_What is expected_
The records that follow are to be transcribed in full, without their images.

_Data provided_
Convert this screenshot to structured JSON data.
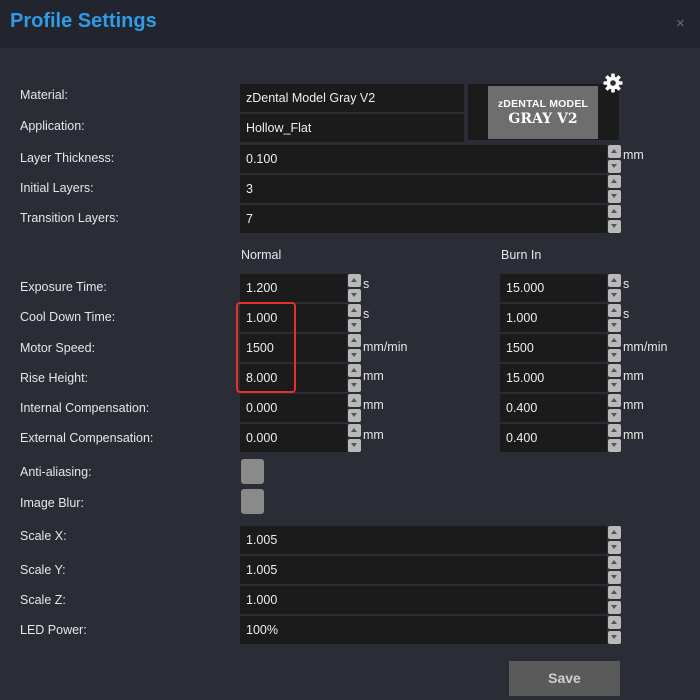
{
  "title": "Profile Settings",
  "close_glyph": "×",
  "material": {
    "label": "Material:",
    "value": "zDental Model Gray V2"
  },
  "application": {
    "label": "Application:",
    "value": "Hollow_Flat"
  },
  "logo": {
    "line1": "zDENTAL MODEL",
    "line2": "GRAY V2"
  },
  "layer_thickness": {
    "label": "Layer Thickness:",
    "value": "0.100",
    "unit": "mm"
  },
  "initial_layers": {
    "label": "Initial Layers:",
    "value": "3"
  },
  "transition_layers": {
    "label": "Transition Layers:",
    "value": "7"
  },
  "columns": {
    "normal": "Normal",
    "burn_in": "Burn In"
  },
  "exposure_time": {
    "label": "Exposure Time:",
    "normal": "1.200",
    "burn_in": "15.000",
    "unit": "s"
  },
  "cool_down_time": {
    "label": "Cool Down Time:",
    "normal": "1.000",
    "burn_in": "1.000",
    "unit": "s"
  },
  "motor_speed": {
    "label": "Motor Speed:",
    "normal": "1500",
    "burn_in": "1500",
    "unit": "mm/min"
  },
  "rise_height": {
    "label": "Rise Height:",
    "normal": "8.000",
    "burn_in": "15.000",
    "unit": "mm"
  },
  "internal_compensation": {
    "label": "Internal Compensation:",
    "normal": "0.000",
    "burn_in": "0.400",
    "unit": "mm"
  },
  "external_compensation": {
    "label": "External Compensation:",
    "normal": "0.000",
    "burn_in": "0.400",
    "unit": "mm"
  },
  "anti_aliasing": {
    "label": "Anti-aliasing:"
  },
  "image_blur": {
    "label": "Image Blur:"
  },
  "scale_x": {
    "label": "Scale X:",
    "value": "1.005"
  },
  "scale_y": {
    "label": "Scale Y:",
    "value": "1.005"
  },
  "scale_z": {
    "label": "Scale Z:",
    "value": "1.000"
  },
  "led_power": {
    "label": "LED Power:",
    "value": "100%"
  },
  "save_label": "Save",
  "colors": {
    "title": "#2e9be6",
    "highlight": "#e33030",
    "background": "#2b2d36"
  },
  "icons": {
    "settings": "gear-icon",
    "close": "close-icon"
  }
}
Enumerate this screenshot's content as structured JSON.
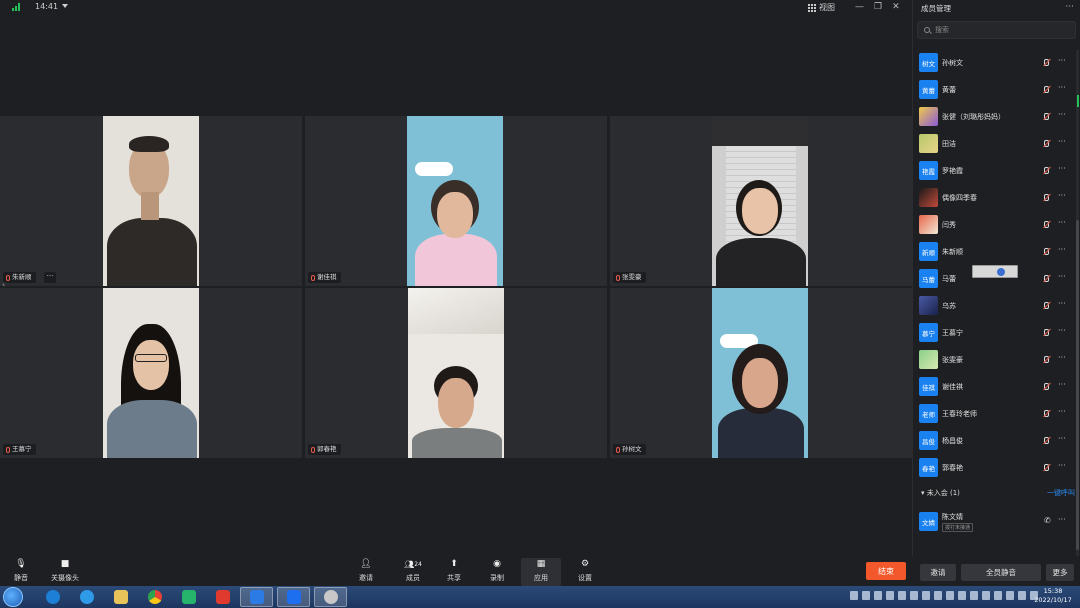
{
  "topbar": {
    "time": "14:41",
    "view_label": "视图",
    "win_min": "—",
    "win_restore": "❐",
    "win_close": "✕"
  },
  "tiles": [
    {
      "name": "朱新顺",
      "bg": "#e8e4df"
    },
    {
      "name": "谢佳祺",
      "bg": "#8ec6d9"
    },
    {
      "name": "张雯豪",
      "bg": "#dcdcdc"
    },
    {
      "name": "王慕宁",
      "bg": "#e6e4e0"
    },
    {
      "name": "郭春艳",
      "bg": "#ece9e5"
    },
    {
      "name": "孙树文",
      "bg": "#8ec6d9"
    }
  ],
  "tile_more": "···",
  "panel": {
    "title": "成员管理",
    "more": "···",
    "search_placeholder": "搜索",
    "members": [
      {
        "avatar_text": "树文",
        "name": "孙树文"
      },
      {
        "avatar_text": "黄蕾",
        "name": "黄蕾"
      },
      {
        "avatar_text": "",
        "name": "张健（刘璐彤妈妈）"
      },
      {
        "avatar_text": "",
        "name": "田洁"
      },
      {
        "avatar_text": "艳霞",
        "name": "罗艳霞"
      },
      {
        "avatar_text": "",
        "name": "偶像四季春"
      },
      {
        "avatar_text": "",
        "name": "闫秀"
      },
      {
        "avatar_text": "新顺",
        "name": "朱新顺"
      },
      {
        "avatar_text": "马蕾",
        "name": "马蕾"
      },
      {
        "avatar_text": "",
        "name": "乌苏"
      },
      {
        "avatar_text": "慕宁",
        "name": "王慕宁"
      },
      {
        "avatar_text": "",
        "name": "张雯豪"
      },
      {
        "avatar_text": "佳祺",
        "name": "谢佳祺"
      },
      {
        "avatar_text": "老师",
        "name": "王春玲老师"
      },
      {
        "avatar_text": "昌俊",
        "name": "杨昌俊"
      },
      {
        "avatar_text": "春艳",
        "name": "郭春艳"
      }
    ],
    "not_joined_label": "未入会 (1)",
    "call_all": "一键呼叫",
    "pending": {
      "avatar_text": "文婧",
      "name": "陈文婧",
      "note": "拨打未接通"
    }
  },
  "toolbar": {
    "mute": "静音",
    "camera": "关摄像头",
    "invite": "邀请",
    "members": "成员",
    "members_count": "24",
    "share": "共享",
    "record": "录制",
    "apps": "应用",
    "settings": "设置",
    "end": "结束",
    "invite_right": "邀请",
    "mute_all": "全员静音",
    "more": "更多"
  },
  "taskbar": {
    "time": "15:38",
    "date": "2022/10/17"
  },
  "colors": {
    "accent": "#1a82f0",
    "end_button": "#f2582b",
    "background": "#1e1f22"
  }
}
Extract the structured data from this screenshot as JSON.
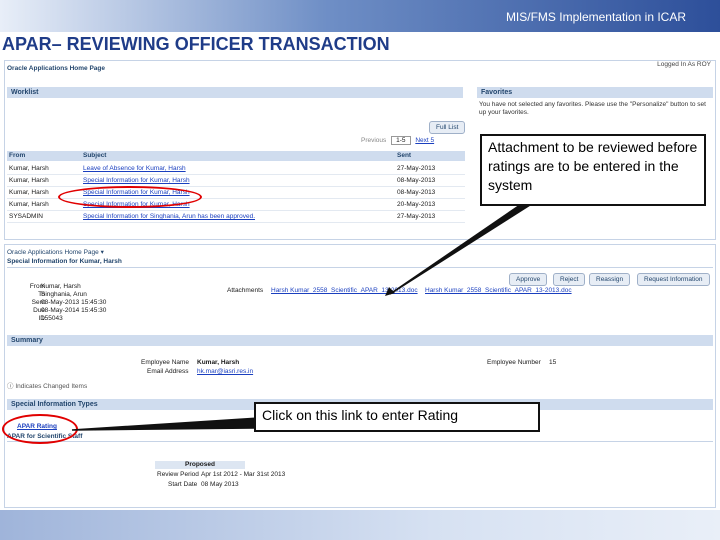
{
  "header": {
    "title": "MIS/FMS Implementation in ICAR"
  },
  "slide_title": "APAR– REVIEWING OFFICER TRANSACTION",
  "home": {
    "breadcrumb": "Oracle Applications Home Page",
    "logged_in": "Logged In As ROY",
    "worklist_title": "Worklist",
    "full_list": "Full List",
    "pagination": {
      "previous": "Previous",
      "range": "1-5",
      "next": "Next 5"
    },
    "columns": [
      "From",
      "Subject",
      "Sent"
    ],
    "rows": [
      {
        "from": "Kumar, Harsh",
        "subject": "Leave of Absence for Kumar, Harsh",
        "sent": "27-May-2013"
      },
      {
        "from": "Kumar, Harsh",
        "subject": "Special Information for Kumar, Harsh",
        "sent": "08-May-2013"
      },
      {
        "from": "Kumar, Harsh",
        "subject": "Special Information for Kumar, Harsh",
        "sent": "08-May-2013"
      },
      {
        "from": "Kumar, Harsh",
        "subject": "Special Information for Kumar, Harsh",
        "sent": "20-May-2013"
      },
      {
        "from": "SYSADMIN",
        "subject": "Special Information for Singhania, Arun has been approved.",
        "sent": "27-May-2013"
      }
    ],
    "favorites_title": "Favorites",
    "favorites_text": "You have not selected any favorites. Please use the \"Personalize\" button to set up your favorites."
  },
  "detail": {
    "breadcrumb": "Oracle Applications Home Page",
    "title": "Special Information for Kumar, Harsh",
    "fields": [
      {
        "label": "From",
        "value": "Kumar, Harsh"
      },
      {
        "label": "To",
        "value": "Singhania, Arun"
      },
      {
        "label": "Sent",
        "value": "08-May-2013 15:45:30"
      },
      {
        "label": "Due",
        "value": "08-May-2014 15:45:30"
      },
      {
        "label": "ID",
        "value": "155043"
      }
    ],
    "attachments_label": "Attachments",
    "attachments": [
      "Harsh Kumar_2558_Scientific_APAR_13-2013.doc",
      "Harsh Kumar_2558_Scientific_APAR_13-2013.doc"
    ],
    "buttons": [
      "Approve",
      "Reject",
      "Reassign",
      "Request Information"
    ],
    "summary_title": "Summary",
    "employee_name_label": "Employee Name",
    "employee_name": "Kumar, Harsh",
    "email_label": "Email Address",
    "email": "hk.mar@iasri.res.in",
    "employee_number_label": "Employee Number",
    "employee_number": "15",
    "changed_note": "Indicates Changed Items",
    "sit_title": "Special Information Types",
    "apar_link": "APAR Rating",
    "apar_for": "APAR for Scientific Staff",
    "proposed": "Proposed",
    "review_period_label": "Review Period",
    "review_period": "Apr 1st 2012 - Mar 31st 2013",
    "start_date_label": "Start Date",
    "start_date": "08 May 2013"
  },
  "callouts": {
    "attachment": "Attachment to be reviewed before ratings are to be entered in the system",
    "rating": "Click on this link to enter Rating"
  }
}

_Response below_
Convert this screenshot to structured JSON data.
{
  "title": "Profile Settings",
  "close_glyph": "×",
  "material": {
    "label": "Material:",
    "value": "zDental Model Gray V2"
  },
  "application": {
    "label": "Application:",
    "value": "Hollow_Flat"
  },
  "logo": {
    "line1": "zDENTAL MODEL",
    "line2": "GRAY V2"
  },
  "layer_thickness": {
    "label": "Layer Thickness:",
    "value": "0.100",
    "unit": "mm"
  },
  "initial_layers": {
    "label": "Initial Layers:",
    "value": "3"
  },
  "transition_layers": {
    "label": "Transition Layers:",
    "value": "7"
  },
  "columns": {
    "normal": "Normal",
    "burn_in": "Burn In"
  },
  "exposure_time": {
    "label": "Exposure Time:",
    "normal": "1.200",
    "burn_in": "15.000",
    "unit": "s"
  },
  "cool_down_time": {
    "label": "Cool Down Time:",
    "normal": "1.000",
    "burn_in": "1.000",
    "unit": "s"
  },
  "motor_speed": {
    "label": "Motor Speed:",
    "normal": "1500",
    "burn_in": "1500",
    "unit": "mm/min"
  },
  "rise_height": {
    "label": "Rise Height:",
    "normal": "8.000",
    "burn_in": "15.000",
    "unit": "mm"
  },
  "internal_compensation": {
    "label": "Internal Compensation:",
    "normal": "0.000",
    "burn_in": "0.400",
    "unit": "mm"
  },
  "external_compensation": {
    "label": "External Compensation:",
    "normal": "0.000",
    "burn_in": "0.400",
    "unit": "mm"
  },
  "anti_aliasing": {
    "label": "Anti-aliasing:"
  },
  "image_blur": {
    "label": "Image Blur:"
  },
  "scale_x": {
    "label": "Scale X:",
    "value": "1.005"
  },
  "scale_y": {
    "label": "Scale Y:",
    "value": "1.005"
  },
  "scale_z": {
    "label": "Scale Z:",
    "value": "1.000"
  },
  "led_power": {
    "label": "LED Power:",
    "value": "100%"
  },
  "save_label": "Save",
  "colors": {
    "title": "#2e9be6",
    "highlight": "#e33030",
    "background": "#2b2d36"
  },
  "icons": {
    "settings": "gear-icon",
    "close": "close-icon"
  }
}
Enumerate this screenshot's content as structured JSON.
{
  "topbar": {
    "time": "14:41",
    "view_label": "视图",
    "win_min": "—",
    "win_restore": "❐",
    "win_close": "✕"
  },
  "tiles": [
    {
      "name": "朱新顺",
      "bg": "#e8e4df"
    },
    {
      "name": "谢佳祺",
      "bg": "#8ec6d9"
    },
    {
      "name": "张雯豪",
      "bg": "#dcdcdc"
    },
    {
      "name": "王慕宁",
      "bg": "#e6e4e0"
    },
    {
      "name": "郭春艳",
      "bg": "#ece9e5"
    },
    {
      "name": "孙树文",
      "bg": "#8ec6d9"
    }
  ],
  "tile_more": "···",
  "panel": {
    "title": "成员管理",
    "more": "···",
    "search_placeholder": "搜索",
    "members": [
      {
        "avatar_text": "树文",
        "name": "孙树文"
      },
      {
        "avatar_text": "黄蕾",
        "name": "黄蕾"
      },
      {
        "avatar_text": "",
        "name": "张健（刘璐彤妈妈）"
      },
      {
        "avatar_text": "",
        "name": "田洁"
      },
      {
        "avatar_text": "艳霞",
        "name": "罗艳霞"
      },
      {
        "avatar_text": "",
        "name": "偶像四季春"
      },
      {
        "avatar_text": "",
        "name": "闫秀"
      },
      {
        "avatar_text": "新顺",
        "name": "朱新顺"
      },
      {
        "avatar_text": "马蕾",
        "name": "马蕾"
      },
      {
        "avatar_text": "",
        "name": "乌苏"
      },
      {
        "avatar_text": "慕宁",
        "name": "王慕宁"
      },
      {
        "avatar_text": "",
        "name": "张雯豪"
      },
      {
        "avatar_text": "佳祺",
        "name": "谢佳祺"
      },
      {
        "avatar_text": "老师",
        "name": "王春玲老师"
      },
      {
        "avatar_text": "昌俊",
        "name": "杨昌俊"
      },
      {
        "avatar_text": "春艳",
        "name": "郭春艳"
      }
    ],
    "not_joined_label": "未入会 (1)",
    "call_all": "一键呼叫",
    "pending": {
      "avatar_text": "文婧",
      "name": "陈文婧",
      "note": "拨打未接通"
    }
  },
  "toolbar": {
    "mute": "静音",
    "camera": "关摄像头",
    "invite": "邀请",
    "members": "成员",
    "members_count": "24",
    "share": "共享",
    "record": "录制",
    "apps": "应用",
    "settings": "设置",
    "end": "结束",
    "invite_right": "邀请",
    "mute_all": "全员静音",
    "more": "更多"
  },
  "taskbar": {
    "time": "15:38",
    "date": "2022/10/17"
  },
  "colors": {
    "accent": "#1a82f0",
    "end_button": "#f2582b",
    "background": "#1e1f22"
  }
}
Extract the structured data from this screenshot as JSON.
{
  "header": {
    "title": "MIS/FMS Implementation in ICAR"
  },
  "slide_title": "APAR– REVIEWING OFFICER TRANSACTION",
  "home": {
    "breadcrumb": "Oracle Applications Home Page",
    "logged_in": "Logged In As ROY",
    "worklist_title": "Worklist",
    "full_list": "Full List",
    "pagination": {
      "previous": "Previous",
      "range": "1-5",
      "next": "Next 5"
    },
    "columns": [
      "From",
      "Subject",
      "Sent"
    ],
    "rows": [
      {
        "from": "Kumar, Harsh",
        "subject": "Leave of Absence for Kumar, Harsh",
        "sent": "27-May-2013"
      },
      {
        "from": "Kumar, Harsh",
        "subject": "Special Information for Kumar, Harsh",
        "sent": "08-May-2013"
      },
      {
        "from": "Kumar, Harsh",
        "subject": "Special Information for Kumar, Harsh",
        "sent": "08-May-2013"
      },
      {
        "from": "Kumar, Harsh",
        "subject": "Special Information for Kumar, Harsh",
        "sent": "20-May-2013"
      },
      {
        "from": "SYSADMIN",
        "subject": "Special Information for Singhania, Arun has been approved.",
        "sent": "27-May-2013"
      }
    ],
    "favorites_title": "Favorites",
    "favorites_text": "You have not selected any favorites. Please use the \"Personalize\" button to set up your favorites."
  },
  "detail": {
    "breadcrumb": "Oracle Applications Home Page",
    "title": "Special Information for Kumar, Harsh",
    "fields": [
      {
        "label": "From",
        "value": "Kumar, Harsh"
      },
      {
        "label": "To",
        "value": "Singhania, Arun"
      },
      {
        "label": "Sent",
        "value": "08-May-2013 15:45:30"
      },
      {
        "label": "Due",
        "value": "08-May-2014 15:45:30"
      },
      {
        "label": "ID",
        "value": "155043"
      }
    ],
    "attachments_label": "Attachments",
    "attachments": [
      "Harsh Kumar_2558_Scientific_APAR_13-2013.doc",
      "Harsh Kumar_2558_Scientific_APAR_13-2013.doc"
    ],
    "buttons": [
      "Approve",
      "Reject",
      "Reassign",
      "Request Information"
    ],
    "summary_title": "Summary",
    "employee_name_label": "Employee Name",
    "employee_name": "Kumar, Harsh",
    "email_label": "Email Address",
    "email": "hk.mar@iasri.res.in",
    "employee_number_label": "Employee Number",
    "employee_number": "15",
    "changed_note": "Indicates Changed Items",
    "sit_title": "Special Information Types",
    "apar_link": "APAR Rating",
    "apar_for": "APAR for Scientific Staff",
    "proposed": "Proposed",
    "review_period_label": "Review Period",
    "review_period": "Apr 1st 2012 - Mar 31st 2013",
    "start_date_label": "Start Date",
    "start_date": "08 May 2013"
  },
  "callouts": {
    "attachment": "Attachment to be reviewed before ratings are to be entered in the system",
    "rating": "Click on this link to enter Rating"
  }
}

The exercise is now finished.